[Records contained in a dataset]
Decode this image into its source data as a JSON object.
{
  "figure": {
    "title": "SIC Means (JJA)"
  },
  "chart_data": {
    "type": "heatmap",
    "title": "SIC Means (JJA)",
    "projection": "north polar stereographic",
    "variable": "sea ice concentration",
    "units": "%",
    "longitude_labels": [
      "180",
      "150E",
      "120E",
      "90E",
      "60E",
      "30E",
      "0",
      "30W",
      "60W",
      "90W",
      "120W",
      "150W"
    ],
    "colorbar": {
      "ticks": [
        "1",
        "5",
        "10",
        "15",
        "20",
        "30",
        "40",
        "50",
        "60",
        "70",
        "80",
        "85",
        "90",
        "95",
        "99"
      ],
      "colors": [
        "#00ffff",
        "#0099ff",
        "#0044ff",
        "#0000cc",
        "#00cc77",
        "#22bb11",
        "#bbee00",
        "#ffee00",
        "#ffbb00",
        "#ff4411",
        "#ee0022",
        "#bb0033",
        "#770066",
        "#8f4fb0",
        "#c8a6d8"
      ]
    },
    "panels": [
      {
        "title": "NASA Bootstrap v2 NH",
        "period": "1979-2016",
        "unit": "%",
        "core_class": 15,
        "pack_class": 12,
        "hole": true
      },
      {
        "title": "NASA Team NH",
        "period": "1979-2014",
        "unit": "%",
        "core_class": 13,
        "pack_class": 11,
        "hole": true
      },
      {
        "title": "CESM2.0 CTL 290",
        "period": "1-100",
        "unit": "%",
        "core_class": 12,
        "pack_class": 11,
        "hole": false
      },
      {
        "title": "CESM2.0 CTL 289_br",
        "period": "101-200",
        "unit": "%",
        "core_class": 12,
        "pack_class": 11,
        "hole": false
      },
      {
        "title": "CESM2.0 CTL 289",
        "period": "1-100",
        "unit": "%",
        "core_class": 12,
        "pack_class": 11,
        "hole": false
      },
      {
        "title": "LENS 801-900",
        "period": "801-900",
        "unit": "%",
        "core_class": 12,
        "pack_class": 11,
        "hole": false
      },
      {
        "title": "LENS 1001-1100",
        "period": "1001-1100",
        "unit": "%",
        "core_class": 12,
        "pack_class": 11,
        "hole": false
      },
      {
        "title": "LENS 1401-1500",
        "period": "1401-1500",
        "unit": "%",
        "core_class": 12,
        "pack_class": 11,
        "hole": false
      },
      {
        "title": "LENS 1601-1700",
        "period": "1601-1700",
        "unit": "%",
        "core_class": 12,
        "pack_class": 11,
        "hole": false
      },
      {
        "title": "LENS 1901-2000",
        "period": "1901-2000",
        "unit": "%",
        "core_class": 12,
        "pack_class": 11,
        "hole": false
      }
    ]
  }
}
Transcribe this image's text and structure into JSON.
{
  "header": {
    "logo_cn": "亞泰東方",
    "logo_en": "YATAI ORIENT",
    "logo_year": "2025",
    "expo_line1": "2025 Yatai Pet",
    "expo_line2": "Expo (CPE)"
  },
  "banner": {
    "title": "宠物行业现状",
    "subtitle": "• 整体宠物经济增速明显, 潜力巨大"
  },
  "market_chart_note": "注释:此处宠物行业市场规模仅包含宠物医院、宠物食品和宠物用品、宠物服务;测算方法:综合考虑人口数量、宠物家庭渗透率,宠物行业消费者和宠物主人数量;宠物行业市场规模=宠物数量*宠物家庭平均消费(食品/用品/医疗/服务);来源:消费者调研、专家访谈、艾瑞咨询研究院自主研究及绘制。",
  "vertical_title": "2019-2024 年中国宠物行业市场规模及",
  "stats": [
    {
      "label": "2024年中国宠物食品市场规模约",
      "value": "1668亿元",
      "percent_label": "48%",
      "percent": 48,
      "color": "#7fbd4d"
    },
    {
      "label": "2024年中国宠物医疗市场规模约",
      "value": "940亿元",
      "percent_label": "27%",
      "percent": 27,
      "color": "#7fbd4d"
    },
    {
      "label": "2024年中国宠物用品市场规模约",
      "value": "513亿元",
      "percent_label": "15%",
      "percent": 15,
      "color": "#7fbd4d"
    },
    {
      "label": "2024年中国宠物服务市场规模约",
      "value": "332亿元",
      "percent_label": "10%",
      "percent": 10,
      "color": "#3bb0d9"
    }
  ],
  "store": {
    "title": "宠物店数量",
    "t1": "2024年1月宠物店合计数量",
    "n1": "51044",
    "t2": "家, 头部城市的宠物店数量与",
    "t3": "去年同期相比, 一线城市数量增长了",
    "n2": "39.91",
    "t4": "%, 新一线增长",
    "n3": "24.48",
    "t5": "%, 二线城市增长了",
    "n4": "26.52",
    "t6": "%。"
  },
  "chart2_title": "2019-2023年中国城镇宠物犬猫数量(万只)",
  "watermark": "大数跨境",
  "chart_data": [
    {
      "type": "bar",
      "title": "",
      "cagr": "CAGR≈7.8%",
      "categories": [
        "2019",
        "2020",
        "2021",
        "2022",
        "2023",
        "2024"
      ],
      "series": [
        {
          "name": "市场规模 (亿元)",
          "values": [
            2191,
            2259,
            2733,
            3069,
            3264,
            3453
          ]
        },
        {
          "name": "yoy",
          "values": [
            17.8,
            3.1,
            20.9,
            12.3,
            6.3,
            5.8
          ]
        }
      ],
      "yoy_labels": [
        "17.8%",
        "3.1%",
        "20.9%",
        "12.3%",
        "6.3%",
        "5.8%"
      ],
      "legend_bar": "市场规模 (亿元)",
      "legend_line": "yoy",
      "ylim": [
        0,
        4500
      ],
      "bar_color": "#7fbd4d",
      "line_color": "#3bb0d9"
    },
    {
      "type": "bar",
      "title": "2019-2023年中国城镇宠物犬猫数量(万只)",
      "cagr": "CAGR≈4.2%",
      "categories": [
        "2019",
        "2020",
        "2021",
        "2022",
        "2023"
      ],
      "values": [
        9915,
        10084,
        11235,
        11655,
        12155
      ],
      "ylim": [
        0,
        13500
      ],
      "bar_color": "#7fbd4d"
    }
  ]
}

▶ **GIVEN TASK**
Every entry must be retyped in full, exactly as given.

▶ **FINISHED EXERCISE**
Decode this image into its source data as a JSON object.
{
  "figure": {
    "title": "SIC Means (JJA)"
  },
  "chart_data": {
    "type": "heatmap",
    "title": "SIC Means (JJA)",
    "projection": "north polar stereographic",
    "variable": "sea ice concentration",
    "units": "%",
    "longitude_labels": [
      "180",
      "150E",
      "120E",
      "90E",
      "60E",
      "30E",
      "0",
      "30W",
      "60W",
      "90W",
      "120W",
      "150W"
    ],
    "colorbar": {
      "ticks": [
        "1",
        "5",
        "10",
        "15",
        "20",
        "30",
        "40",
        "50",
        "60",
        "70",
        "80",
        "85",
        "90",
        "95",
        "99"
      ],
      "colors": [
        "#00ffff",
        "#0099ff",
        "#0044ff",
        "#0000cc",
        "#00cc77",
        "#22bb11",
        "#bbee00",
        "#ffee00",
        "#ffbb00",
        "#ff4411",
        "#ee0022",
        "#bb0033",
        "#770066",
        "#8f4fb0",
        "#c8a6d8"
      ]
    },
    "panels": [
      {
        "title": "NASA Bootstrap v2 NH",
        "period": "1979-2016",
        "unit": "%",
        "core_class": 15,
        "pack_class": 12,
        "hole": true
      },
      {
        "title": "NASA Team NH",
        "period": "1979-2014",
        "unit": "%",
        "core_class": 13,
        "pack_class": 11,
        "hole": true
      },
      {
        "title": "CESM2.0 CTL 290",
        "period": "1-100",
        "unit": "%",
        "core_class": 12,
        "pack_class": 11,
        "hole": false
      },
      {
        "title": "CESM2.0 CTL 289_br",
        "period": "101-200",
        "unit": "%",
        "core_class": 12,
        "pack_class": 11,
        "hole": false
      },
      {
        "title": "CESM2.0 CTL 289",
        "period": "1-100",
        "unit": "%",
        "core_class": 12,
        "pack_class": 11,
        "hole": false
      },
      {
        "title": "LENS 801-900",
        "period": "801-900",
        "unit": "%",
        "core_class": 12,
        "pack_class": 11,
        "hole": false
      },
      {
        "title": "LENS 1001-1100",
        "period": "1001-1100",
        "unit": "%",
        "core_class": 12,
        "pack_class": 11,
        "hole": false
      },
      {
        "title": "LENS 1401-1500",
        "period": "1401-1500",
        "unit": "%",
        "core_class": 12,
        "pack_class": 11,
        "hole": false
      },
      {
        "title": "LENS 1601-1700",
        "period": "1601-1700",
        "unit": "%",
        "core_class": 12,
        "pack_class": 11,
        "hole": false
      },
      {
        "title": "LENS 1901-2000",
        "period": "1901-2000",
        "unit": "%",
        "core_class": 12,
        "pack_class": 11,
        "hole": false
      }
    ]
  }
}
Transcribe this image's text and structure into JSON.
{
  "header": {
    "logo_cn": "亞泰東方",
    "logo_en": "YATAI ORIENT",
    "logo_year": "2025",
    "expo_line1": "2025 Yatai Pet",
    "expo_line2": "Expo (CPE)"
  },
  "banner": {
    "title": "宠物行业现状",
    "subtitle": "• 整体宠物经济增速明显, 潜力巨大"
  },
  "market_chart_note": "注释:此处宠物行业市场规模仅包含宠物医院、宠物食品和宠物用品、宠物服务;测算方法:综合考虑人口数量、宠物家庭渗透率,宠物行业消费者和宠物主人数量;宠物行业市场规模=宠物数量*宠物家庭平均消费(食品/用品/医疗/服务);来源:消费者调研、专家访谈、艾瑞咨询研究院自主研究及绘制。",
  "vertical_title": "2019-2024 年中国宠物行业市场规模及",
  "stats": [
    {
      "label": "2024年中国宠物食品市场规模约",
      "value": "1668亿元",
      "percent_label": "48%",
      "percent": 48,
      "color": "#7fbd4d"
    },
    {
      "label": "2024年中国宠物医疗市场规模约",
      "value": "940亿元",
      "percent_label": "27%",
      "percent": 27,
      "color": "#7fbd4d"
    },
    {
      "label": "2024年中国宠物用品市场规模约",
      "value": "513亿元",
      "percent_label": "15%",
      "percent": 15,
      "color": "#7fbd4d"
    },
    {
      "label": "2024年中国宠物服务市场规模约",
      "value": "332亿元",
      "percent_label": "10%",
      "percent": 10,
      "color": "#3bb0d9"
    }
  ],
  "store": {
    "title": "宠物店数量",
    "t1": "2024年1月宠物店合计数量",
    "n1": "51044",
    "t2": "家, 头部城市的宠物店数量与",
    "t3": "去年同期相比, 一线城市数量增长了",
    "n2": "39.91",
    "t4": "%, 新一线增长",
    "n3": "24.48",
    "t5": "%, 二线城市增长了",
    "n4": "26.52",
    "t6": "%。"
  },
  "chart2_title": "2019-2023年中国城镇宠物犬猫数量(万只)",
  "watermark": "大数跨境",
  "chart_data": [
    {
      "type": "bar",
      "title": "",
      "cagr": "CAGR≈7.8%",
      "categories": [
        "2019",
        "2020",
        "2021",
        "2022",
        "2023",
        "2024"
      ],
      "series": [
        {
          "name": "市场规模 (亿元)",
          "values": [
            2191,
            2259,
            2733,
            3069,
            3264,
            3453
          ]
        },
        {
          "name": "yoy",
          "values": [
            17.8,
            3.1,
            20.9,
            12.3,
            6.3,
            5.8
          ]
        }
      ],
      "yoy_labels": [
        "17.8%",
        "3.1%",
        "20.9%",
        "12.3%",
        "6.3%",
        "5.8%"
      ],
      "legend_bar": "市场规模 (亿元)",
      "legend_line": "yoy",
      "ylim": [
        0,
        4500
      ],
      "bar_color": "#7fbd4d",
      "line_color": "#3bb0d9"
    },
    {
      "type": "bar",
      "title": "2019-2023年中国城镇宠物犬猫数量(万只)",
      "cagr": "CAGR≈4.2%",
      "categories": [
        "2019",
        "2020",
        "2021",
        "2022",
        "2023"
      ],
      "values": [
        9915,
        10084,
        11235,
        11655,
        12155
      ],
      "ylim": [
        0,
        13500
      ],
      "bar_color": "#7fbd4d"
    }
  ]
}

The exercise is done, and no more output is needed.